# [Stated exercise]
Take the entries below and print all of them exactly, please.

# [Dataset records]
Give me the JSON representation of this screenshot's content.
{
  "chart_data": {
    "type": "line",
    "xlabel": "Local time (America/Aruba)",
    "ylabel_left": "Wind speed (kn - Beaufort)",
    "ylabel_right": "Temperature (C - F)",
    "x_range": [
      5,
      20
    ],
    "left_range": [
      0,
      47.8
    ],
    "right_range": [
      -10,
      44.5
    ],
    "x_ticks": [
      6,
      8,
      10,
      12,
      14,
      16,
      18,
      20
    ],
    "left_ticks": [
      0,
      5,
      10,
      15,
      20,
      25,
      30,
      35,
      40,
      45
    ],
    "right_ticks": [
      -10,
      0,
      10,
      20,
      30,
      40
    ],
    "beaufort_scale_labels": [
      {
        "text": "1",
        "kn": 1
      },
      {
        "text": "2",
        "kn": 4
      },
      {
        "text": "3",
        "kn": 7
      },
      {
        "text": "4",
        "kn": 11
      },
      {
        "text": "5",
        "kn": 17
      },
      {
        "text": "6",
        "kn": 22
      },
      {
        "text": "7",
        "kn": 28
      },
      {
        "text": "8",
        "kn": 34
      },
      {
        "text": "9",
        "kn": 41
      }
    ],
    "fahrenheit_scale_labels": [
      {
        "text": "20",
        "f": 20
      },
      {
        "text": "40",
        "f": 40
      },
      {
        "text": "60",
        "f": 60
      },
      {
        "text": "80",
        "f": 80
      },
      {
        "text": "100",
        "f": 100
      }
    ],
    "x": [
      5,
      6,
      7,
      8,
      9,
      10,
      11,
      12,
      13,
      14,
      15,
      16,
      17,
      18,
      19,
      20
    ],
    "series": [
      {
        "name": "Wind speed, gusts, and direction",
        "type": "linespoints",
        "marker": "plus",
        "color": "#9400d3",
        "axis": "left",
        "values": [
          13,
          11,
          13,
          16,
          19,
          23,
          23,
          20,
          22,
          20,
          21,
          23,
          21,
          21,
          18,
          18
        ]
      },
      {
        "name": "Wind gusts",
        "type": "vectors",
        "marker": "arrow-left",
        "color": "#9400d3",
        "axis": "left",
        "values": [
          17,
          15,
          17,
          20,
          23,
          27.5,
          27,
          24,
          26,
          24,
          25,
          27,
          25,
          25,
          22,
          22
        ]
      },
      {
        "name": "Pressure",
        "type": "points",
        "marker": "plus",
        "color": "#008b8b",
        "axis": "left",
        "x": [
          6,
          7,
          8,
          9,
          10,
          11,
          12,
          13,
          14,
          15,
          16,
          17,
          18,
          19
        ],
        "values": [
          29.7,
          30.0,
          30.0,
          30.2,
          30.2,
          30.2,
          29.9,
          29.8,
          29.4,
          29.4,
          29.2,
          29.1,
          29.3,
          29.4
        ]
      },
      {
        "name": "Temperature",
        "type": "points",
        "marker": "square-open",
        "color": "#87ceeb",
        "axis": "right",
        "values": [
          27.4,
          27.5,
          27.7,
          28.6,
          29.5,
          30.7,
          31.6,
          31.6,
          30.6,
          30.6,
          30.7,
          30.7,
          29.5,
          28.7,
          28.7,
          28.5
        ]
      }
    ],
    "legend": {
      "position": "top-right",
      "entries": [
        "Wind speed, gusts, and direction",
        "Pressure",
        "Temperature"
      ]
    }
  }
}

# [Response for this exercise]
Give me the JSON representation of this screenshot's content.
{
  "chart_data": {
    "type": "line",
    "xlabel": "Local time (America/Aruba)",
    "ylabel_left": "Wind speed (kn - Beaufort)",
    "ylabel_right": "Temperature (C - F)",
    "x_range": [
      5,
      20
    ],
    "left_range": [
      0,
      47.8
    ],
    "right_range": [
      -10,
      44.5
    ],
    "x_ticks": [
      6,
      8,
      10,
      12,
      14,
      16,
      18,
      20
    ],
    "left_ticks": [
      0,
      5,
      10,
      15,
      20,
      25,
      30,
      35,
      40,
      45
    ],
    "right_ticks": [
      -10,
      0,
      10,
      20,
      30,
      40
    ],
    "beaufort_scale_labels": [
      {
        "text": "1",
        "kn": 1
      },
      {
        "text": "2",
        "kn": 4
      },
      {
        "text": "3",
        "kn": 7
      },
      {
        "text": "4",
        "kn": 11
      },
      {
        "text": "5",
        "kn": 17
      },
      {
        "text": "6",
        "kn": 22
      },
      {
        "text": "7",
        "kn": 28
      },
      {
        "text": "8",
        "kn": 34
      },
      {
        "text": "9",
        "kn": 41
      }
    ],
    "fahrenheit_scale_labels": [
      {
        "text": "20",
        "f": 20
      },
      {
        "text": "40",
        "f": 40
      },
      {
        "text": "60",
        "f": 60
      },
      {
        "text": "80",
        "f": 80
      },
      {
        "text": "100",
        "f": 100
      }
    ],
    "x": [
      5,
      6,
      7,
      8,
      9,
      10,
      11,
      12,
      13,
      14,
      15,
      16,
      17,
      18,
      19,
      20
    ],
    "series": [
      {
        "name": "Wind speed, gusts, and direction",
        "type": "linespoints",
        "marker": "plus",
        "color": "#9400d3",
        "axis": "left",
        "values": [
          13,
          11,
          13,
          16,
          19,
          23,
          23,
          20,
          22,
          20,
          21,
          23,
          21,
          21,
          18,
          18
        ]
      },
      {
        "name": "Wind gusts",
        "type": "vectors",
        "marker": "arrow-left",
        "color": "#9400d3",
        "axis": "left",
        "values": [
          17,
          15,
          17,
          20,
          23,
          27.5,
          27,
          24,
          26,
          24,
          25,
          27,
          25,
          25,
          22,
          22
        ]
      },
      {
        "name": "Pressure",
        "type": "points",
        "marker": "plus",
        "color": "#008b8b",
        "axis": "left",
        "x": [
          6,
          7,
          8,
          9,
          10,
          11,
          12,
          13,
          14,
          15,
          16,
          17,
          18,
          19
        ],
        "values": [
          29.7,
          30.0,
          30.0,
          30.2,
          30.2,
          30.2,
          29.9,
          29.8,
          29.4,
          29.4,
          29.2,
          29.1,
          29.3,
          29.4
        ]
      },
      {
        "name": "Temperature",
        "type": "points",
        "marker": "square-open",
        "color": "#87ceeb",
        "axis": "right",
        "values": [
          27.4,
          27.5,
          27.7,
          28.6,
          29.5,
          30.7,
          31.6,
          31.6,
          30.6,
          30.6,
          30.7,
          30.7,
          29.5,
          28.7,
          28.7,
          28.5
        ]
      }
    ],
    "legend": {
      "position": "top-right",
      "entries": [
        "Wind speed, gusts, and direction",
        "Pressure",
        "Temperature"
      ]
    }
  }
}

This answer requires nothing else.